**Written exercise a**
According to the console commentary, what was the major focus of E3?

**Page excerpt**
** Begin **
Following the Microsoft-Sony PR circus that was E3 a number of fairweather gamer friends asked me: "What's new about those new consoles?" That's a pretty tough question. "The games sort of look a bit nicer", I'd answer.
"So similar are these black electronic monoliths that the major focus of E3 was each system's DRM. And now even that's the same"
Traditionally the trigger to buy a games console has come from a feature over the past generation: CD sound, 3D graphics, online connectivity, DVD playback, HD graphics et al. However, the Xbox One and the PS4 seem at best to offer incremental updates on existing characteristics, such as TV and motion tracking, rather than sizable new features.
In fact, despite closely watching the E3 coverage I had to rebrief myself on what these machines actually did new. I struggle to find a clear (£350+ clear) distinction over the current machine under my TV or indeed a major distinction between the two consoles. So similar are these black electronic monoliths that the major focus of E3 was each system's DRM. And now even that's the same.
To me it's clear that games consoles are heading towards becoming generic appliances with little distinguishing features, like microwave ovens. Indeed in the current generation Xbox or PlayStation was a coin flip decision: ultimately they delivered the same content in the same way.
** End **
**Material for this exercise**
** Begin **
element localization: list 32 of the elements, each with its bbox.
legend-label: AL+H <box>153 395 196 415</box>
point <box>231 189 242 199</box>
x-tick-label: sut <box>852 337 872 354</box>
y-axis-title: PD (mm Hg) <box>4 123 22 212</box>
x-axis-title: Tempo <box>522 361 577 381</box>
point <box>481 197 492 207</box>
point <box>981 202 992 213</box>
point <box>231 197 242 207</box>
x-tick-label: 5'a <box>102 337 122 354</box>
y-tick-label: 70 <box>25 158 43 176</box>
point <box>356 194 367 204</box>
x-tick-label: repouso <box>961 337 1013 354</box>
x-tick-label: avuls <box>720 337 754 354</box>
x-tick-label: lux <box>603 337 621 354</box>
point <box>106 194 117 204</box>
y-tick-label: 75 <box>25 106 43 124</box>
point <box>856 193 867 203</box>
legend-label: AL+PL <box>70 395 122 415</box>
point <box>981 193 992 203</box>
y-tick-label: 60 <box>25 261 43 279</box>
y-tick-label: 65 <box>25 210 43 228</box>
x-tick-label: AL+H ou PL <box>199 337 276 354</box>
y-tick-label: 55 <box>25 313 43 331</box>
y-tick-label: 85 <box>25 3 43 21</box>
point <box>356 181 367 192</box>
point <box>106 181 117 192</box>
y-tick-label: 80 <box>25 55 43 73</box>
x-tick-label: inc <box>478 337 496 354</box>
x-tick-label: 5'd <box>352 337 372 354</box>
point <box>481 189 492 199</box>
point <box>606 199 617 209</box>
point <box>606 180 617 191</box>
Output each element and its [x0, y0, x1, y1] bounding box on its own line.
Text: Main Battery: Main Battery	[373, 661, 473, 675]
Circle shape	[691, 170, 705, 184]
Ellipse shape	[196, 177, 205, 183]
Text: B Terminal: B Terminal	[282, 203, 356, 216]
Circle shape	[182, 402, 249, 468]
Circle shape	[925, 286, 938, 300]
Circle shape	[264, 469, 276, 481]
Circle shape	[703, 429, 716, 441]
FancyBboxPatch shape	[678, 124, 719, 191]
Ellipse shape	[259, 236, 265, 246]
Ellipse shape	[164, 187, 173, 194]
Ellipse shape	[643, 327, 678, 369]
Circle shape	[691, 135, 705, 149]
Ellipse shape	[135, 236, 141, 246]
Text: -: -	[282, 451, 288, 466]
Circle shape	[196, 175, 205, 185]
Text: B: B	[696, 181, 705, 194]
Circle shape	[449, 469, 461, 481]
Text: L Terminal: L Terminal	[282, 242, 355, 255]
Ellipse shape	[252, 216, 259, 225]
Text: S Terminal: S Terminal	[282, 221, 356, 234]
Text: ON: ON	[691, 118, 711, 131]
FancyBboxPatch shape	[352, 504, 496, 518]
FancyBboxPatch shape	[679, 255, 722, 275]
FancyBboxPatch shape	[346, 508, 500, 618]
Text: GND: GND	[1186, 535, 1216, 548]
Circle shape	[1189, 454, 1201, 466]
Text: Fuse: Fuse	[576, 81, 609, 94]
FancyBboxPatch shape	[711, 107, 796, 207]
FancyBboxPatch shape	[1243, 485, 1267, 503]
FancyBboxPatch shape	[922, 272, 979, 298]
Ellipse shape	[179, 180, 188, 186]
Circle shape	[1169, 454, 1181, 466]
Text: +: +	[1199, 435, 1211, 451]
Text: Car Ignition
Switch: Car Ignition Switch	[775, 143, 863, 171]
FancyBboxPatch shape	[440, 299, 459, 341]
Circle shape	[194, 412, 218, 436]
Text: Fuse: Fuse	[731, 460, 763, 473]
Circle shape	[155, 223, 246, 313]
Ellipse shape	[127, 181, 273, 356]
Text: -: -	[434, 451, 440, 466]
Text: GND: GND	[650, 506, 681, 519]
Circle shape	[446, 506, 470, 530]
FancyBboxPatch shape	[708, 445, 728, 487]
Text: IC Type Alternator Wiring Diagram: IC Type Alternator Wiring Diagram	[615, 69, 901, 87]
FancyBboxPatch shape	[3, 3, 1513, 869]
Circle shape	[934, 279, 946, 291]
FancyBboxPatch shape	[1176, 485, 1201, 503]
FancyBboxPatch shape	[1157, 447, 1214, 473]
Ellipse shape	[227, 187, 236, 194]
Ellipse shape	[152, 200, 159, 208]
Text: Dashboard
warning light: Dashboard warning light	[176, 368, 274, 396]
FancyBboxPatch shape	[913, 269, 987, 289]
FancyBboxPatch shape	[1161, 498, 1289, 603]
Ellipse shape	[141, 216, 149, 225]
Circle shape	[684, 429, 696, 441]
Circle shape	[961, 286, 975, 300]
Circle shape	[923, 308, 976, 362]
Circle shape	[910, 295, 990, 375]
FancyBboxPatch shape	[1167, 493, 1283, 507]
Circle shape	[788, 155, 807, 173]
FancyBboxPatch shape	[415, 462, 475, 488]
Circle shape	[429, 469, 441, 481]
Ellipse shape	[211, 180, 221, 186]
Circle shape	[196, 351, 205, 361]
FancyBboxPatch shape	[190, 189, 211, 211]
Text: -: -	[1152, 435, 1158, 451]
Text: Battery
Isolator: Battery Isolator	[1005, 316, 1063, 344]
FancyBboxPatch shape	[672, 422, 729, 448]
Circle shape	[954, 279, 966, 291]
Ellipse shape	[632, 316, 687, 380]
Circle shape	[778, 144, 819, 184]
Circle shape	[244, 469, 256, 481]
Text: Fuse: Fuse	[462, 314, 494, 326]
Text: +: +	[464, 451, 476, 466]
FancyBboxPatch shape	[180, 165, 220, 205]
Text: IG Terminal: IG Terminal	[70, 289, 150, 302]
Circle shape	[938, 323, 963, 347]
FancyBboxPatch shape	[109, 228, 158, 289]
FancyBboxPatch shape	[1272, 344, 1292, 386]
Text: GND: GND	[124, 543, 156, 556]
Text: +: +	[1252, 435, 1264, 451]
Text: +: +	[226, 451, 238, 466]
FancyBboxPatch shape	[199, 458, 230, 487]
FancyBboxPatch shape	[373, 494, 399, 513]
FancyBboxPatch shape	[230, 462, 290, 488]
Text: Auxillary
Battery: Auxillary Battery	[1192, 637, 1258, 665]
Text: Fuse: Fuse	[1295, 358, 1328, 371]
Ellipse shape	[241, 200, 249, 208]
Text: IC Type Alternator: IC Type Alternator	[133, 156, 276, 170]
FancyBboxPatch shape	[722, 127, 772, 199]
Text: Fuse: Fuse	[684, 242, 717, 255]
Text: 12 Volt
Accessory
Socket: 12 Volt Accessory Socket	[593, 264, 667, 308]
** End **
**Written exercise b**
Reproduce the records verbatim from their start through the line that contains "x-tick-label: avuls <box>720", including both ends.

**Worked answer a**
Each system's DRM.

**Worked answer b**
element localization: list 32 of the elements, each with its bbox.
legend-label: AL+H <box>153 395 196 415</box>
point <box>231 189 242 199</box>
x-tick-label: sut <box>852 337 872 354</box>
y-axis-title: PD (mm Hg) <box>4 123 22 212</box>
x-axis-title: Tempo <box>522 361 577 381</box>
point <box>481 197 492 207</box>
point <box>981 202 992 213</box>
point <box>231 197 242 207</box>
x-tick-label: 5'a <box>102 337 122 354</box>
y-tick-label: 70 <box>25 158 43 176</box>
point <box>356 194 367 204</box>
x-tick-label: repouso <box>961 337 1013 354</box>
x-tick-label: avuls <box>720 337 754 354</box>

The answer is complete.